[START OF Input data]
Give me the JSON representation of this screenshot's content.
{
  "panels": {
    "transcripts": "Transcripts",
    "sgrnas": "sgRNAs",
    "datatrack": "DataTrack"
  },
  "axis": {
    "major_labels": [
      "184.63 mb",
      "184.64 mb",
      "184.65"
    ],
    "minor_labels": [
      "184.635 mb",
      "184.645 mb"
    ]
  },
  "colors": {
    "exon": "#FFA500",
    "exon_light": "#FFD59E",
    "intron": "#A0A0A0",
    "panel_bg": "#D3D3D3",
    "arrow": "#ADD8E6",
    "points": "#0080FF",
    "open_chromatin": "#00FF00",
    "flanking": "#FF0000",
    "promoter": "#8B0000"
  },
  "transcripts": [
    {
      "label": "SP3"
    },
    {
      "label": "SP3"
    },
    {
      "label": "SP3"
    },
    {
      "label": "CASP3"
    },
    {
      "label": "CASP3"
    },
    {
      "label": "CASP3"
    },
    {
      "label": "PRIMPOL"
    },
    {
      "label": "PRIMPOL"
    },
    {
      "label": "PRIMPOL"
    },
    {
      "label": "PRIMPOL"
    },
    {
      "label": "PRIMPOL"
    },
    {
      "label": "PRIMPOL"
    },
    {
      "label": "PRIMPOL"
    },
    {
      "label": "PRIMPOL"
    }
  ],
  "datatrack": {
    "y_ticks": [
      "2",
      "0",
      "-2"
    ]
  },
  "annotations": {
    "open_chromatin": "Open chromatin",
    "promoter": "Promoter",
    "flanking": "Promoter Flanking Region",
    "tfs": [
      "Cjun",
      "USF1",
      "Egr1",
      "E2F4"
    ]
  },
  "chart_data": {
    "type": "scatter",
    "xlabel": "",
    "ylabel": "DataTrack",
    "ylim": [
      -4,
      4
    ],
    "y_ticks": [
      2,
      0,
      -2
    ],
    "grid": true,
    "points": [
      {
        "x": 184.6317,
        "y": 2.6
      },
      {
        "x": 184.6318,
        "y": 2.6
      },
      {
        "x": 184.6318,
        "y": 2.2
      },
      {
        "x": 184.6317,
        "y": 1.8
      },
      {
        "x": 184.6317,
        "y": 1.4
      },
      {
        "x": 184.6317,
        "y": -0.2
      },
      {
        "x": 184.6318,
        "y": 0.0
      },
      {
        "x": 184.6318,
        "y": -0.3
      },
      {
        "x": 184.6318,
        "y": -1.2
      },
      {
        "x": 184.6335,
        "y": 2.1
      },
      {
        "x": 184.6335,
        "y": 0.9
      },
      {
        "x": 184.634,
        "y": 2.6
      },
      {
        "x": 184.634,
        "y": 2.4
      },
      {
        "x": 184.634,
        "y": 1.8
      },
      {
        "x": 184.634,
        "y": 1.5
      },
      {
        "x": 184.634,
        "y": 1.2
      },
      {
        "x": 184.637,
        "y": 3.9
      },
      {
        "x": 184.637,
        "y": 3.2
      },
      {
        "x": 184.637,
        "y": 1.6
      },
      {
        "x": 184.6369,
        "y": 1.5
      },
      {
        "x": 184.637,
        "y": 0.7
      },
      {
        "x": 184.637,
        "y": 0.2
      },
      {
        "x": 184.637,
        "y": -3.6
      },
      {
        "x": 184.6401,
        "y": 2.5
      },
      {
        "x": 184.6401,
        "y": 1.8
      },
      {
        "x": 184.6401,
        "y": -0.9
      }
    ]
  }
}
[END OF Input data]
Work to complete: Print the material above once more, exactly.

Answer to the problem:
Give me the JSON representation of this screenshot's content.
{
  "panels": {
    "transcripts": "Transcripts",
    "sgrnas": "sgRNAs",
    "datatrack": "DataTrack"
  },
  "axis": {
    "major_labels": [
      "184.63 mb",
      "184.64 mb",
      "184.65"
    ],
    "minor_labels": [
      "184.635 mb",
      "184.645 mb"
    ]
  },
  "colors": {
    "exon": "#FFA500",
    "exon_light": "#FFD59E",
    "intron": "#A0A0A0",
    "panel_bg": "#D3D3D3",
    "arrow": "#ADD8E6",
    "points": "#0080FF",
    "open_chromatin": "#00FF00",
    "flanking": "#FF0000",
    "promoter": "#8B0000"
  },
  "transcripts": [
    {
      "label": "SP3"
    },
    {
      "label": "SP3"
    },
    {
      "label": "SP3"
    },
    {
      "label": "CASP3"
    },
    {
      "label": "CASP3"
    },
    {
      "label": "CASP3"
    },
    {
      "label": "PRIMPOL"
    },
    {
      "label": "PRIMPOL"
    },
    {
      "label": "PRIMPOL"
    },
    {
      "label": "PRIMPOL"
    },
    {
      "label": "PRIMPOL"
    },
    {
      "label": "PRIMPOL"
    },
    {
      "label": "PRIMPOL"
    },
    {
      "label": "PRIMPOL"
    }
  ],
  "datatrack": {
    "y_ticks": [
      "2",
      "0",
      "-2"
    ]
  },
  "annotations": {
    "open_chromatin": "Open chromatin",
    "promoter": "Promoter",
    "flanking": "Promoter Flanking Region",
    "tfs": [
      "Cjun",
      "USF1",
      "Egr1",
      "E2F4"
    ]
  },
  "chart_data": {
    "type": "scatter",
    "xlabel": "",
    "ylabel": "DataTrack",
    "ylim": [
      -4,
      4
    ],
    "y_ticks": [
      2,
      0,
      -2
    ],
    "grid": true,
    "points": [
      {
        "x": 184.6317,
        "y": 2.6
      },
      {
        "x": 184.6318,
        "y": 2.6
      },
      {
        "x": 184.6318,
        "y": 2.2
      },
      {
        "x": 184.6317,
        "y": 1.8
      },
      {
        "x": 184.6317,
        "y": 1.4
      },
      {
        "x": 184.6317,
        "y": -0.2
      },
      {
        "x": 184.6318,
        "y": 0.0
      },
      {
        "x": 184.6318,
        "y": -0.3
      },
      {
        "x": 184.6318,
        "y": -1.2
      },
      {
        "x": 184.6335,
        "y": 2.1
      },
      {
        "x": 184.6335,
        "y": 0.9
      },
      {
        "x": 184.634,
        "y": 2.6
      },
      {
        "x": 184.634,
        "y": 2.4
      },
      {
        "x": 184.634,
        "y": 1.8
      },
      {
        "x": 184.634,
        "y": 1.5
      },
      {
        "x": 184.634,
        "y": 1.2
      },
      {
        "x": 184.637,
        "y": 3.9
      },
      {
        "x": 184.637,
        "y": 3.2
      },
      {
        "x": 184.637,
        "y": 1.6
      },
      {
        "x": 184.6369,
        "y": 1.5
      },
      {
        "x": 184.637,
        "y": 0.7
      },
      {
        "x": 184.637,
        "y": 0.2
      },
      {
        "x": 184.637,
        "y": -3.6
      },
      {
        "x": 184.6401,
        "y": 2.5
      },
      {
        "x": 184.6401,
        "y": 1.8
      },
      {
        "x": 184.6401,
        "y": -0.9
      }
    ]
  }
}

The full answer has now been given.